→ The tasks
(1) Answer these questions using the passage on plea advice in criminal cases:
(a) Which court rule requires the court to advise a defendant who earlier waived counsel of the continuing right to an attorney before later proceedings?
(b) In People v White, what did the court hold the trial court was required to advise the defendant of at the plea hearing?
(c) According to People v Lafey, whose consent and whose approval allow a defendant to waive a jury trial?
(2) Quote word for word from the passage on plea advice in criminal cases. Begin at the words "If the defendant" and stop after "during criminal proceedings.".

If the defendant previously waived the assistance of counsel, MCR 6.005(E) (applicable to matters of procedure involving felony offenses but not expressly applicable to procedural matters involving offenses cognizable in district court) mandates that the court advise the defendant of his or her continuing right to an attorney’s assistance and obtain the defendant’s continued waiver of that right before beginning any court proceeding following the defendant’s initial waiver. Substantial compliance with the mandates contained in MCR 6.005(E)(1)-(3) is required. People v Russell, 471 Mich 182, 191-192 (2004).

See Chapter 4 for additional discussion of the right to counsel during criminal proceedings.

B.Advice About Mandatory Minimum Jail Sentence, Maximum Jail Sentence, and Maximum Possible Penalty

Before accepting a plea of guilty or nolo contendere, the court must advise the defendant of the mandatory minimum and maximum jail sentence, if any, and the maximum possible penalty for the offense. MCR 6.302(B)(2); MCR 6.601(F)(3)(a). “[M]andatory consecutive sentencing relat[ing] to a past offense for which defendant was on parole and resurrection of the original sentence for that offense, which must be completed before defendant starts serving the sentences on crimes to which he pleaded guilty . . . do not fall squarely within the particular parameters of MCR 6.302(B)(2),” which “focuses on the minimum and maximum sentences with respect to the offense or offenses to which a defendant pleads guilty.” People v White, 337 Mich App 558, 572 (2021). Notwithstanding, the White Court determined that “the trial court was required to advise defendant of the mandatory consecutive sentencing at the plea hearing under MCR 6.302(A) and due-process principles[.]” White, 337 Mich App at 576. The trial court in White “did not advise defendant of the mandatory consecutive sentencing relative to [a] parole violation and completion of [a prior] murder sentence” at the plea hearing; “the mandatory consecutive sentencing that resulted was a direct consequence of defendant’s pleading guilty” and “[t]he result constituted a definite, immediate, and automatic effect on the range of defendant’s punishment.” Id. at 563, 575.

A plea is not “understanding or knowingly entered into when it was, in significant part, induced on the basis of an inaccurate understanding of the minimum and maximum possible prison sentence[.]” People v Guyton, ___ Mich ___, ___ (2023) (remanding to allow the defendant to elect to allow her plea to stand or to withdraw her plea where “defendant was led to believe that her guilty plea would result in the dismissal of a third-offense habitual offender sentence enhancement—a likely consequence and relevant circumstance of her plea—when she was subject only to a second-offense habitual offender enhancement”).

C.Advice About the Right to Trial

Before the court accepts a defendant’s guilty or nolo contendere plea, the court must advise the defendant of the rights the defendant will waive as a result of pleading guilty, including the right to trial. MCR 6.302(B)(3)(a); MCR 6.610(F)(3)(b).

“Under both the United States and Michigan Constitutions, a criminal defendant has a constitutionally guaranteed right to a jury determination that he is guilty beyond a reasonable doubt.” People v Lafey, ___ Mich App ___, ___ (2024) (cleaned up). “However, with the consent of the prosecutor and the approval of the trial court, a defendant may waive his right to a jury trial.” Id. at ___ (quotation marks and citation omitted). “To validly waive the right to a jury trial, that waiver must be both knowingly and voluntarily made.” Id. at ___ (quotation marks and citation omitted).

→ Data extract
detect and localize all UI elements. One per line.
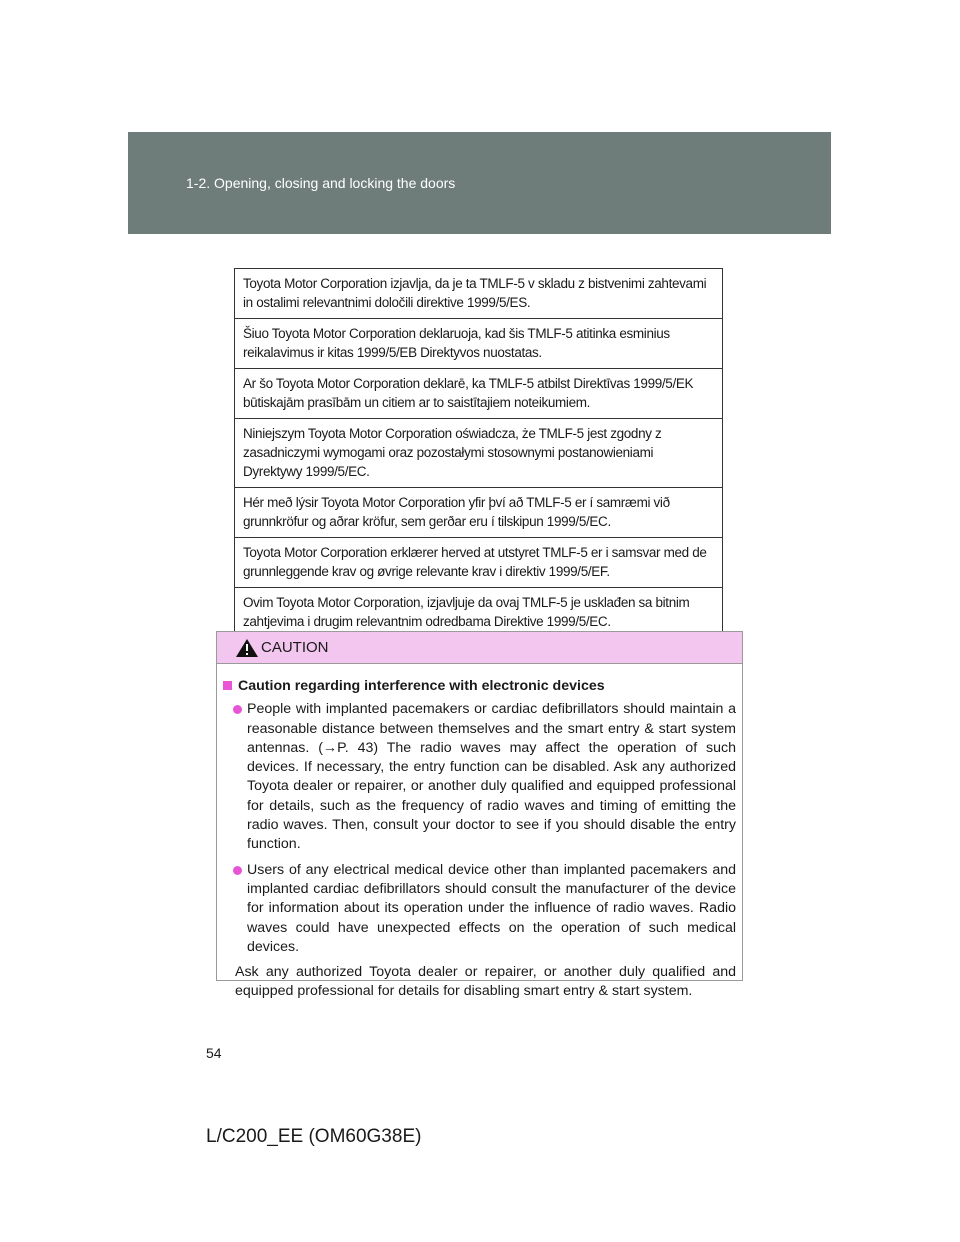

→ Per-task answers
(1)
(a) MCR 6.005(E).
(b) The mandatory consecutive sentencing.
(c) The consent of the prosecutor and the approval of the trial court.

(2)
If the defendant previously waived the assistance of counsel, MCR 6.005(E) (applicable to matters of procedure involving felony offenses but not expressly applicable to procedural matters involving offenses cognizable in district court) mandates that the court advise the defendant of his or her continuing right to an attorney’s assistance and obtain the defendant’s continued waiver of that right before beginning any court proceeding following the defendant’s initial waiver. Substantial compliance with the mandates contained in MCR 6.005(E)(1)-(3) is required. People v Russell, 471 Mich 182, 191-192 (2004).

See Chapter 4 for additional discussion of the right to counsel during criminal proceedings.